**Data supplied:**
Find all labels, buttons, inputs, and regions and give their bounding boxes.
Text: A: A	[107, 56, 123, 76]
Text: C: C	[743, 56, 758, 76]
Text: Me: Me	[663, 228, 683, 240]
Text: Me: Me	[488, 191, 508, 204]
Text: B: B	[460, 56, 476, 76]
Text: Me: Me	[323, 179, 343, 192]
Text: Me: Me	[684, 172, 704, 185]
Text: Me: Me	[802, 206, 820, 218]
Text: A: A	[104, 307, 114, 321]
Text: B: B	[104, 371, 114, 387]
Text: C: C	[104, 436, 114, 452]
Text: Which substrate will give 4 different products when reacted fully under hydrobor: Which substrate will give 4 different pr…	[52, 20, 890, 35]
==
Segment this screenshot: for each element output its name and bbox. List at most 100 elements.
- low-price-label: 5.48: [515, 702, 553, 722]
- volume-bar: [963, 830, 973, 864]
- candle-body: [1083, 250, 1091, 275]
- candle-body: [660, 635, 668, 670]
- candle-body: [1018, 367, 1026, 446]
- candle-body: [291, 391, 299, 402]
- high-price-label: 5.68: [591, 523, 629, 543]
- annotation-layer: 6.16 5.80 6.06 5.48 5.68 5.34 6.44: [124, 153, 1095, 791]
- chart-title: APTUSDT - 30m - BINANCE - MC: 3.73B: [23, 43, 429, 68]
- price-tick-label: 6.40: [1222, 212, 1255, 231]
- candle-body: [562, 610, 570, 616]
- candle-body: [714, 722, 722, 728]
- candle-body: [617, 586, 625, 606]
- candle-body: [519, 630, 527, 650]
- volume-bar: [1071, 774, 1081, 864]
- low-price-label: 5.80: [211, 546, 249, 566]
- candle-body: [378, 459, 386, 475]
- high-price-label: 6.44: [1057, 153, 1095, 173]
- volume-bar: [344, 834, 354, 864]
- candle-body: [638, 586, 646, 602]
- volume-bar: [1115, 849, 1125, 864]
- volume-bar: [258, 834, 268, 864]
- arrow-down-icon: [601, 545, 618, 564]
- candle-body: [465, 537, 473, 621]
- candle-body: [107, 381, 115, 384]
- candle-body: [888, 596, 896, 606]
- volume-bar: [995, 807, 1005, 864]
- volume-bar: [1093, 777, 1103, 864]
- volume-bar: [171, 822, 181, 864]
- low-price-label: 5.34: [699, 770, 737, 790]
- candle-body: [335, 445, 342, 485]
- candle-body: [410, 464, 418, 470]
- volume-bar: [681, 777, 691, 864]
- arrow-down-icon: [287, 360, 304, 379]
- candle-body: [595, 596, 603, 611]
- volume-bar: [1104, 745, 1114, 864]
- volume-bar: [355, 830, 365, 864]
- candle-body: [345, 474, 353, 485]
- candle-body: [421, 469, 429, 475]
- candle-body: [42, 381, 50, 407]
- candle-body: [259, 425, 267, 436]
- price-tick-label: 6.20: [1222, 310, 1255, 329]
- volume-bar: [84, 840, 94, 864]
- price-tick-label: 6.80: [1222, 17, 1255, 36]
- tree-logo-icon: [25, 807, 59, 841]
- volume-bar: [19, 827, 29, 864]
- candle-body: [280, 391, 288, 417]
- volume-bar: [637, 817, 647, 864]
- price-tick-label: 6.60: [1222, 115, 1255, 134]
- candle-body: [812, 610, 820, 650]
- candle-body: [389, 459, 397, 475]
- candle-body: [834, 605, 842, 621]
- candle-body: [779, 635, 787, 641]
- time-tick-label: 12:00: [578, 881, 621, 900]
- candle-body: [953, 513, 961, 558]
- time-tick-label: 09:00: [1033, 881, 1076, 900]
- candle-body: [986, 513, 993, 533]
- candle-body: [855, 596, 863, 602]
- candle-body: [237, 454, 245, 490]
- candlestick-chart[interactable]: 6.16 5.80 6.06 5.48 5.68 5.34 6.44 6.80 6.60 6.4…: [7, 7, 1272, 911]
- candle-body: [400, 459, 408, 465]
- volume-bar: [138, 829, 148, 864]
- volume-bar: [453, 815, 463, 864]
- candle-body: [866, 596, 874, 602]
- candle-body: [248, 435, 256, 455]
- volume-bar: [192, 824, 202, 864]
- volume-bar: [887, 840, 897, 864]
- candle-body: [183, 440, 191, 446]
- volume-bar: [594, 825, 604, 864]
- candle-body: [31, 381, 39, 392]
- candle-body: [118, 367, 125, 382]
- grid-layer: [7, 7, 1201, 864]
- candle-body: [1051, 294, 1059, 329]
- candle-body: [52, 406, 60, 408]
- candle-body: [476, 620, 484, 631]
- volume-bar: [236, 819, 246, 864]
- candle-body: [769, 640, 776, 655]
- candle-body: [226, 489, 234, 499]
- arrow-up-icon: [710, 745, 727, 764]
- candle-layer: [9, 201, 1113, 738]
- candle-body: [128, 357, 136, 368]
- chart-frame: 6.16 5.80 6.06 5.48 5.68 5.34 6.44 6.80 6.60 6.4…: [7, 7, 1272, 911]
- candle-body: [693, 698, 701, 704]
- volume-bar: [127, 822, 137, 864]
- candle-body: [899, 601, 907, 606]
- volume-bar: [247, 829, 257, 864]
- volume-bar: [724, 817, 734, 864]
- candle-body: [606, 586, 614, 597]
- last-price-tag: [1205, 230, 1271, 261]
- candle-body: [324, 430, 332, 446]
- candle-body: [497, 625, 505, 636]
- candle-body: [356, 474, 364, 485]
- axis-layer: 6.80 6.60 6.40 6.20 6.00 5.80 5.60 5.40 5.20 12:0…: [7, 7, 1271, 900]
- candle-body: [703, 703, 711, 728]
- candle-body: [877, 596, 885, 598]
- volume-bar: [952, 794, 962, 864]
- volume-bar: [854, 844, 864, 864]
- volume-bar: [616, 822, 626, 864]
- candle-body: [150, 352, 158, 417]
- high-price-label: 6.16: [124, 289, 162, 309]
--
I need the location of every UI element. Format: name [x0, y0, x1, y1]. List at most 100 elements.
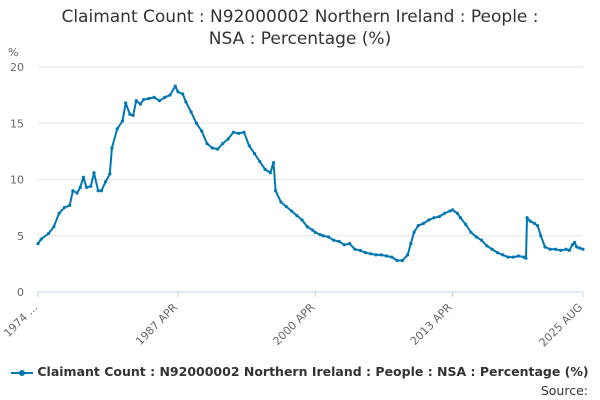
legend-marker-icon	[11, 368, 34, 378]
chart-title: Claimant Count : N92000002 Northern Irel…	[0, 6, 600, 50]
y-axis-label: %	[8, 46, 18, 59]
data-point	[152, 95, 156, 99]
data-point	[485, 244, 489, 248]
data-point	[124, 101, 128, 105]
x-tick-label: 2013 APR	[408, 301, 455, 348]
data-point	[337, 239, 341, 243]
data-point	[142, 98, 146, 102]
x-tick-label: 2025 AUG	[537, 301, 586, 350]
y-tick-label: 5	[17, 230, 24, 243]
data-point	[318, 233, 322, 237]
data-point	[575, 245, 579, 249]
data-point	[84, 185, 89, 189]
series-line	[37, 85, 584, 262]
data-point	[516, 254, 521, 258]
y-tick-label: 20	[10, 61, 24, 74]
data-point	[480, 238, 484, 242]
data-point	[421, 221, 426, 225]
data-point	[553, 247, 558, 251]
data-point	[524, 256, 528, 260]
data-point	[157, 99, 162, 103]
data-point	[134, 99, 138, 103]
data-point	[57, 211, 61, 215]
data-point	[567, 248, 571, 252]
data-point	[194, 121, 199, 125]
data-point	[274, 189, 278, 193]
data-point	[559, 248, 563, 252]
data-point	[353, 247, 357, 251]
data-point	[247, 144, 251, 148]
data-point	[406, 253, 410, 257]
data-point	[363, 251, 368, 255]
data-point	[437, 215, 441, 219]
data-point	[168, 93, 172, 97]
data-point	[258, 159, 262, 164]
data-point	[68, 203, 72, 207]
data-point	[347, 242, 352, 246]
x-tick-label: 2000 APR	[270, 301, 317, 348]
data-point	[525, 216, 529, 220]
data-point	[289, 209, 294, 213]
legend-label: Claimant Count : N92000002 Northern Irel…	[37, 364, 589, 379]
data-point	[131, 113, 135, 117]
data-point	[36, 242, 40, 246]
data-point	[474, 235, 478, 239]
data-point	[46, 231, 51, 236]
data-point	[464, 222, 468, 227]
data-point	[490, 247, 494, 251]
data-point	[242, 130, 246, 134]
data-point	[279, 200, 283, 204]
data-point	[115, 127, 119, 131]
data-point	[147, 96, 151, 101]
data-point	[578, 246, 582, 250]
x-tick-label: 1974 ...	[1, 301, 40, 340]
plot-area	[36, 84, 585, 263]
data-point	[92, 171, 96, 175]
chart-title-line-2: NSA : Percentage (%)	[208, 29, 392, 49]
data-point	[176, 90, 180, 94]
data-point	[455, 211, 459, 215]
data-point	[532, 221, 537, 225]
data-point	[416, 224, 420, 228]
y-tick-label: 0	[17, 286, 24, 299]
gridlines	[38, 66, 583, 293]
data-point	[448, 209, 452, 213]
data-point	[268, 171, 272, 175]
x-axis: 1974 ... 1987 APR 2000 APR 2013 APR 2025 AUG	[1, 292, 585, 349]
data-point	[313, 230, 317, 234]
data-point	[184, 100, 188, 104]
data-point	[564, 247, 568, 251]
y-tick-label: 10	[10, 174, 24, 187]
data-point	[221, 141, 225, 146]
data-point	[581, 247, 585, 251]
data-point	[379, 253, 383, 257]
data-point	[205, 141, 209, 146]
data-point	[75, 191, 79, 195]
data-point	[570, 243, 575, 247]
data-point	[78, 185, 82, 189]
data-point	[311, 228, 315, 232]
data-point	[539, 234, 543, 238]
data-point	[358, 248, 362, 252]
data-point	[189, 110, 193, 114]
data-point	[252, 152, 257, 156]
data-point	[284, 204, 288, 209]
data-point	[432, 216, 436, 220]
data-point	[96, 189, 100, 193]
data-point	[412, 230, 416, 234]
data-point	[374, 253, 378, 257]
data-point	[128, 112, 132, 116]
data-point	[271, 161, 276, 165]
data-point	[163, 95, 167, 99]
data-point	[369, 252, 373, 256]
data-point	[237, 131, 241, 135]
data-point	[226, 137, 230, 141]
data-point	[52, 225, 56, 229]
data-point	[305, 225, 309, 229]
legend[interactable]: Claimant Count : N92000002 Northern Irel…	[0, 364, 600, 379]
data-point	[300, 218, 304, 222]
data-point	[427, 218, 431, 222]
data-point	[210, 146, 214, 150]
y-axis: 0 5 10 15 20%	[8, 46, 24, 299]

**What this task involves:**
Lay out the items from the line with "Find all labels, buttons, inputs, and" to the line with "371, 114, 387]" as a Markdown table with the columns Row and Line, numbering each row and leaving out blank lines.

**Output for this task:**
| Row | Line |
|---|---|
| 1 | Find all labels, buttons, inputs, and regions and give their bounding boxes. |
| 2 | Text: A: A	[107, 56, 123, 76] |
| 3 | Text: C: C	[743, 56, 758, 76] |
| 4 | Text: Me: Me	[663, 228, 683, 240] |
| 5 | Text: Me: Me	[488, 191, 508, 204] |
| 6 | Text: B: B	[460, 56, 476, 76] |
| 7 | Text: Me: Me	[323, 179, 343, 192] |
| 8 | Text: Me: Me	[684, 172, 704, 185] |
| 9 | Text: Me: Me	[802, 206, 820, 218] |
| 10 | Text: A: A	[104, 307, 114, 321] |
| 11 | Text: B: B	[104, 371, 114, 387] |